<<<<
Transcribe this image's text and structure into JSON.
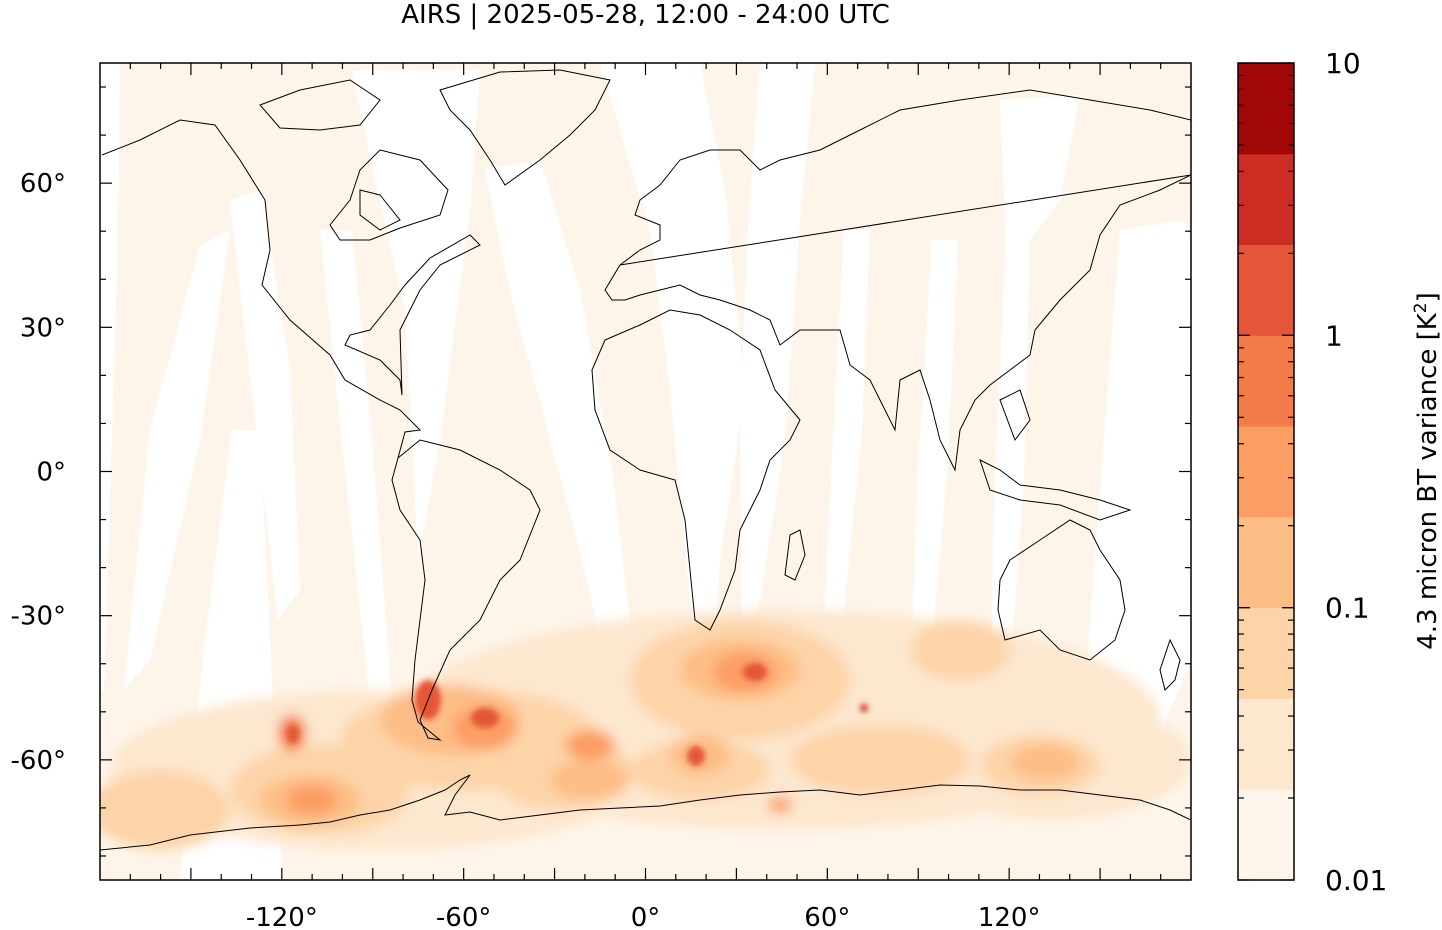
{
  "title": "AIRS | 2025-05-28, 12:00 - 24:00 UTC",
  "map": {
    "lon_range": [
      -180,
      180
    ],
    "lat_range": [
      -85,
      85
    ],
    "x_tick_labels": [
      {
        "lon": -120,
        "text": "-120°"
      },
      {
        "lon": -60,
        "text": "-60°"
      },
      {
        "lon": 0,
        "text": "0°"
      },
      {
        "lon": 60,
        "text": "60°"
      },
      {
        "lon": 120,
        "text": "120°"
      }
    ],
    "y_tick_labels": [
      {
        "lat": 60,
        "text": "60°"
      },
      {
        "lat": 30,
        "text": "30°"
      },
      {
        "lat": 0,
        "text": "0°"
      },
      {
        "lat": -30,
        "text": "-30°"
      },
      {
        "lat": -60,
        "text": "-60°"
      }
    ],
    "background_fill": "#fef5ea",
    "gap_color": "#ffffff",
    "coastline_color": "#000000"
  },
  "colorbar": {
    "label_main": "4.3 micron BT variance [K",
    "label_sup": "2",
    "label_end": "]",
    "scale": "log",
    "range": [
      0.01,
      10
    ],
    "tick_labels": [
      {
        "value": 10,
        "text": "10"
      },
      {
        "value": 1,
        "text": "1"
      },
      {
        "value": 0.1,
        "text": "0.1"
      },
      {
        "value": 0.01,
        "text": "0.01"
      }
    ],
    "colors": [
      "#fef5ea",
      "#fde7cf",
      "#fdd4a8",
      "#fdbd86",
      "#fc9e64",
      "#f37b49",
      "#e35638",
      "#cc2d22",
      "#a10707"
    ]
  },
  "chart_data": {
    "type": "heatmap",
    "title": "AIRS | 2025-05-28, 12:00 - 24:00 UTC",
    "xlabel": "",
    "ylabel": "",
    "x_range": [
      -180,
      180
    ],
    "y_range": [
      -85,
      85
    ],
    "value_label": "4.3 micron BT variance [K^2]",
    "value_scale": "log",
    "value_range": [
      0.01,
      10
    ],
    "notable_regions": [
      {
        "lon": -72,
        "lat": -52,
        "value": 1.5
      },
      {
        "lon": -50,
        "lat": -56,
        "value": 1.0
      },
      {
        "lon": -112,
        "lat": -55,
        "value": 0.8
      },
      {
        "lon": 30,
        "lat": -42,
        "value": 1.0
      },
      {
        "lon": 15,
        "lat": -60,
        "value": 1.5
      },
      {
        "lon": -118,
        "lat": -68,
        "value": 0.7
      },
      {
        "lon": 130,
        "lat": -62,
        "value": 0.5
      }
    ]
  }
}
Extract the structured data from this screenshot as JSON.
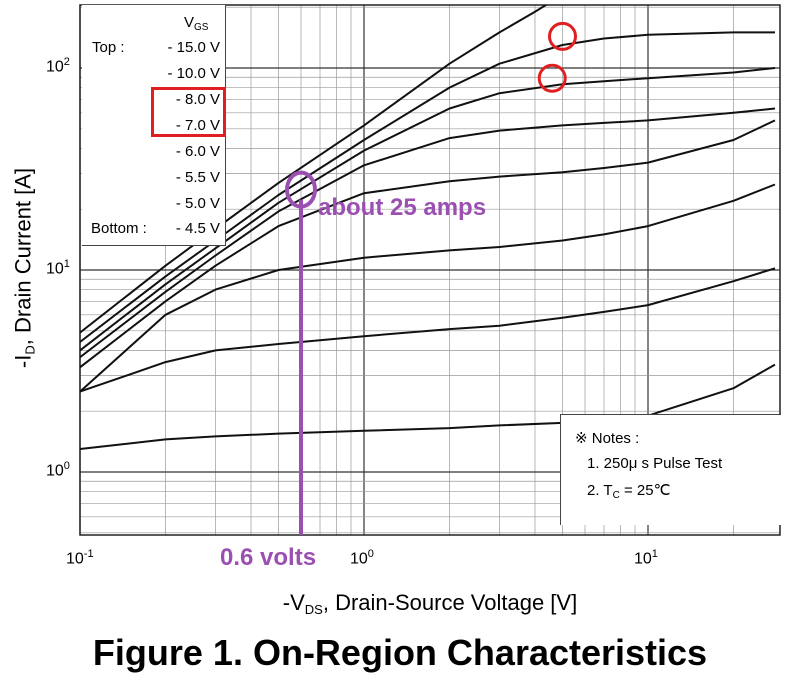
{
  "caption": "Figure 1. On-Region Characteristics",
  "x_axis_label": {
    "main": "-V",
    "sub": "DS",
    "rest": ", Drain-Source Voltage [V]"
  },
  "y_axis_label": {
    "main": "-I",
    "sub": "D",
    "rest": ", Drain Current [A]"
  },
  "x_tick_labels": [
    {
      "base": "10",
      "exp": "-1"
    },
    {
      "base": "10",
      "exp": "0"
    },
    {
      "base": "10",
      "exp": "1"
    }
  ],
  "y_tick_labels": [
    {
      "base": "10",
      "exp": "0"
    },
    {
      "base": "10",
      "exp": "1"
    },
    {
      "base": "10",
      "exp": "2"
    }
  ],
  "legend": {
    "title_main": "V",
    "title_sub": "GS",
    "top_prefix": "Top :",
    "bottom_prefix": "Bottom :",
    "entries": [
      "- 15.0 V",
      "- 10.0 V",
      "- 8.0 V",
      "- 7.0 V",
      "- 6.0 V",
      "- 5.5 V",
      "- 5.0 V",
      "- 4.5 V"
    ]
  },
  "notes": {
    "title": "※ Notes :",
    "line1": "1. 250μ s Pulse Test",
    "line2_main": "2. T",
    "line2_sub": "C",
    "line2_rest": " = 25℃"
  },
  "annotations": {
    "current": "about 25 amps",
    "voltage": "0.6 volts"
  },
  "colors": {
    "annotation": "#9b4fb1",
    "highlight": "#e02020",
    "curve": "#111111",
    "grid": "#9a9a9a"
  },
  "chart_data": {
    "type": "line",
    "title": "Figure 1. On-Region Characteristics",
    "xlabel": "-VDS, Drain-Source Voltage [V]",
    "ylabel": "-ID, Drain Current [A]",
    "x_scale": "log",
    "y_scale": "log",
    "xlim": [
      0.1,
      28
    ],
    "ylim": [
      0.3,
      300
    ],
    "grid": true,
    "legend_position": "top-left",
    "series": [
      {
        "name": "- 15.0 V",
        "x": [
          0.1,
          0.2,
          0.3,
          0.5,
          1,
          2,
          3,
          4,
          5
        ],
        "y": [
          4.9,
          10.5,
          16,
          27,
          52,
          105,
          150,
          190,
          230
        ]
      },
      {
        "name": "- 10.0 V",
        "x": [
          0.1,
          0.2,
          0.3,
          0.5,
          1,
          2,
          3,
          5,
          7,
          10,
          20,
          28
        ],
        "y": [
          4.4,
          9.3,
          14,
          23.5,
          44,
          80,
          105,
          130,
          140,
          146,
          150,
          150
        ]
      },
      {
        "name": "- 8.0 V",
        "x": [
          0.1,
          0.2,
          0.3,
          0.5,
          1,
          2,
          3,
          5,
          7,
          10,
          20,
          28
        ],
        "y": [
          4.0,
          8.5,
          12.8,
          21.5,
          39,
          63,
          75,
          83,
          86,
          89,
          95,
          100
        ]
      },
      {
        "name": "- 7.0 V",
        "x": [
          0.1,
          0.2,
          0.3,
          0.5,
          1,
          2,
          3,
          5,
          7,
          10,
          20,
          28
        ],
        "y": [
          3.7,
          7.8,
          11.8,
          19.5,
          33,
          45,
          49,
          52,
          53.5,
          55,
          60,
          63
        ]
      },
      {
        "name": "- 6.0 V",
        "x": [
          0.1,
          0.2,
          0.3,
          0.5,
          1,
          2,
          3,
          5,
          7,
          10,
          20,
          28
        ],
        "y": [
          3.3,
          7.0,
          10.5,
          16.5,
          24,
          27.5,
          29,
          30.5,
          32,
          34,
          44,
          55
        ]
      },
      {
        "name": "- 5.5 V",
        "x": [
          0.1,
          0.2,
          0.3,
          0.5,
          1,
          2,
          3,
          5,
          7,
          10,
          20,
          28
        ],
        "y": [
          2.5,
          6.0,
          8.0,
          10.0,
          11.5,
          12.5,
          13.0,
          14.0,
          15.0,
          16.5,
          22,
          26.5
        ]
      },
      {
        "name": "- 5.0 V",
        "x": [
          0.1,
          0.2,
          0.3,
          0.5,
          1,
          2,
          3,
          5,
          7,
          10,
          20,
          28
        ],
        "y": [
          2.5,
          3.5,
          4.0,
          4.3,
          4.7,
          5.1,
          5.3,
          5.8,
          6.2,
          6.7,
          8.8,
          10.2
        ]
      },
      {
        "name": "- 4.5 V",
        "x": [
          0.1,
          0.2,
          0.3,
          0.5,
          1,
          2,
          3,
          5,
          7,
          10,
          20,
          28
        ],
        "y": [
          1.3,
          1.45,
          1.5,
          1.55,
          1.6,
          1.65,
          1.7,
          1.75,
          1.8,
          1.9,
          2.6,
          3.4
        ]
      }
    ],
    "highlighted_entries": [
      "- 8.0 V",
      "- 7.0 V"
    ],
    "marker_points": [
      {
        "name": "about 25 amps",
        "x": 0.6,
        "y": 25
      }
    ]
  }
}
>>>>
Task details:
Transcribe the records verbatim and omit the images.

The reply:
Transcribe this image's text and structure into JSON.
{
  "title": "AIRS | 2025-05-28, 12:00 - 24:00 UTC",
  "map": {
    "lon_range": [
      -180,
      180
    ],
    "lat_range": [
      -85,
      85
    ],
    "x_tick_labels": [
      {
        "lon": -120,
        "text": "-120°"
      },
      {
        "lon": -60,
        "text": "-60°"
      },
      {
        "lon": 0,
        "text": "0°"
      },
      {
        "lon": 60,
        "text": "60°"
      },
      {
        "lon": 120,
        "text": "120°"
      }
    ],
    "y_tick_labels": [
      {
        "lat": 60,
        "text": "60°"
      },
      {
        "lat": 30,
        "text": "30°"
      },
      {
        "lat": 0,
        "text": "0°"
      },
      {
        "lat": -30,
        "text": "-30°"
      },
      {
        "lat": -60,
        "text": "-60°"
      }
    ],
    "background_fill": "#fef5ea",
    "gap_color": "#ffffff",
    "coastline_color": "#000000"
  },
  "colorbar": {
    "label_main": "4.3 micron BT variance [K",
    "label_sup": "2",
    "label_end": "]",
    "scale": "log",
    "range": [
      0.01,
      10
    ],
    "tick_labels": [
      {
        "value": 10,
        "text": "10"
      },
      {
        "value": 1,
        "text": "1"
      },
      {
        "value": 0.1,
        "text": "0.1"
      },
      {
        "value": 0.01,
        "text": "0.01"
      }
    ],
    "colors": [
      "#fef5ea",
      "#fde7cf",
      "#fdd4a8",
      "#fdbd86",
      "#fc9e64",
      "#f37b49",
      "#e35638",
      "#cc2d22",
      "#a10707"
    ]
  },
  "chart_data": {
    "type": "heatmap",
    "title": "AIRS | 2025-05-28, 12:00 - 24:00 UTC",
    "xlabel": "",
    "ylabel": "",
    "x_range": [
      -180,
      180
    ],
    "y_range": [
      -85,
      85
    ],
    "value_label": "4.3 micron BT variance [K^2]",
    "value_scale": "log",
    "value_range": [
      0.01,
      10
    ],
    "notable_regions": [
      {
        "lon": -72,
        "lat": -52,
        "value": 1.5
      },
      {
        "lon": -50,
        "lat": -56,
        "value": 1.0
      },
      {
        "lon": -112,
        "lat": -55,
        "value": 0.8
      },
      {
        "lon": 30,
        "lat": -42,
        "value": 1.0
      },
      {
        "lon": 15,
        "lat": -60,
        "value": 1.5
      },
      {
        "lon": -118,
        "lat": -68,
        "value": 0.7
      },
      {
        "lon": 130,
        "lat": -62,
        "value": 0.5
      }
    ]
  }
}
Extract the structured data from this screenshot as JSON.
{
  "caption": "Figure 1. On-Region Characteristics",
  "x_axis_label": {
    "main": "-V",
    "sub": "DS",
    "rest": ", Drain-Source Voltage [V]"
  },
  "y_axis_label": {
    "main": "-I",
    "sub": "D",
    "rest": ", Drain Current [A]"
  },
  "x_tick_labels": [
    {
      "base": "10",
      "exp": "-1"
    },
    {
      "base": "10",
      "exp": "0"
    },
    {
      "base": "10",
      "exp": "1"
    }
  ],
  "y_tick_labels": [
    {
      "base": "10",
      "exp": "0"
    },
    {
      "base": "10",
      "exp": "1"
    },
    {
      "base": "10",
      "exp": "2"
    }
  ],
  "legend": {
    "title_main": "V",
    "title_sub": "GS",
    "top_prefix": "Top :",
    "bottom_prefix": "Bottom :",
    "entries": [
      "- 15.0 V",
      "- 10.0 V",
      "- 8.0 V",
      "- 7.0 V",
      "- 6.0 V",
      "- 5.5 V",
      "- 5.0 V",
      "- 4.5 V"
    ]
  },
  "notes": {
    "title": "※ Notes :",
    "line1": "1. 250μ s Pulse Test",
    "line2_main": "2. T",
    "line2_sub": "C",
    "line2_rest": " = 25℃"
  },
  "annotations": {
    "current": "about 25 amps",
    "voltage": "0.6 volts"
  },
  "colors": {
    "annotation": "#9b4fb1",
    "highlight": "#e02020",
    "curve": "#111111",
    "grid": "#9a9a9a"
  },
  "chart_data": {
    "type": "line",
    "title": "Figure 1. On-Region Characteristics",
    "xlabel": "-VDS, Drain-Source Voltage [V]",
    "ylabel": "-ID, Drain Current [A]",
    "x_scale": "log",
    "y_scale": "log",
    "xlim": [
      0.1,
      28
    ],
    "ylim": [
      0.3,
      300
    ],
    "grid": true,
    "legend_position": "top-left",
    "series": [
      {
        "name": "- 15.0 V",
        "x": [
          0.1,
          0.2,
          0.3,
          0.5,
          1,
          2,
          3,
          4,
          5
        ],
        "y": [
          4.9,
          10.5,
          16,
          27,
          52,
          105,
          150,
          190,
          230
        ]
      },
      {
        "name": "- 10.0 V",
        "x": [
          0.1,
          0.2,
          0.3,
          0.5,
          1,
          2,
          3,
          5,
          7,
          10,
          20,
          28
        ],
        "y": [
          4.4,
          9.3,
          14,
          23.5,
          44,
          80,
          105,
          130,
          140,
          146,
          150,
          150
        ]
      },
      {
        "name": "- 8.0 V",
        "x": [
          0.1,
          0.2,
          0.3,
          0.5,
          1,
          2,
          3,
          5,
          7,
          10,
          20,
          28
        ],
        "y": [
          4.0,
          8.5,
          12.8,
          21.5,
          39,
          63,
          75,
          83,
          86,
          89,
          95,
          100
        ]
      },
      {
        "name": "- 7.0 V",
        "x": [
          0.1,
          0.2,
          0.3,
          0.5,
          1,
          2,
          3,
          5,
          7,
          10,
          20,
          28
        ],
        "y": [
          3.7,
          7.8,
          11.8,
          19.5,
          33,
          45,
          49,
          52,
          53.5,
          55,
          60,
          63
        ]
      },
      {
        "name": "- 6.0 V",
        "x": [
          0.1,
          0.2,
          0.3,
          0.5,
          1,
          2,
          3,
          5,
          7,
          10,
          20,
          28
        ],
        "y": [
          3.3,
          7.0,
          10.5,
          16.5,
          24,
          27.5,
          29,
          30.5,
          32,
          34,
          44,
          55
        ]
      },
      {
        "name": "- 5.5 V",
        "x": [
          0.1,
          0.2,
          0.3,
          0.5,
          1,
          2,
          3,
          5,
          7,
          10,
          20,
          28
        ],
        "y": [
          2.5,
          6.0,
          8.0,
          10.0,
          11.5,
          12.5,
          13.0,
          14.0,
          15.0,
          16.5,
          22,
          26.5
        ]
      },
      {
        "name": "- 5.0 V",
        "x": [
          0.1,
          0.2,
          0.3,
          0.5,
          1,
          2,
          3,
          5,
          7,
          10,
          20,
          28
        ],
        "y": [
          2.5,
          3.5,
          4.0,
          4.3,
          4.7,
          5.1,
          5.3,
          5.8,
          6.2,
          6.7,
          8.8,
          10.2
        ]
      },
      {
        "name": "- 4.5 V",
        "x": [
          0.1,
          0.2,
          0.3,
          0.5,
          1,
          2,
          3,
          5,
          7,
          10,
          20,
          28
        ],
        "y": [
          1.3,
          1.45,
          1.5,
          1.55,
          1.6,
          1.65,
          1.7,
          1.75,
          1.8,
          1.9,
          2.6,
          3.4
        ]
      }
    ],
    "highlighted_entries": [
      "- 8.0 V",
      "- 7.0 V"
    ],
    "marker_points": [
      {
        "name": "about 25 amps",
        "x": 0.6,
        "y": 25
      }
    ]
  }
}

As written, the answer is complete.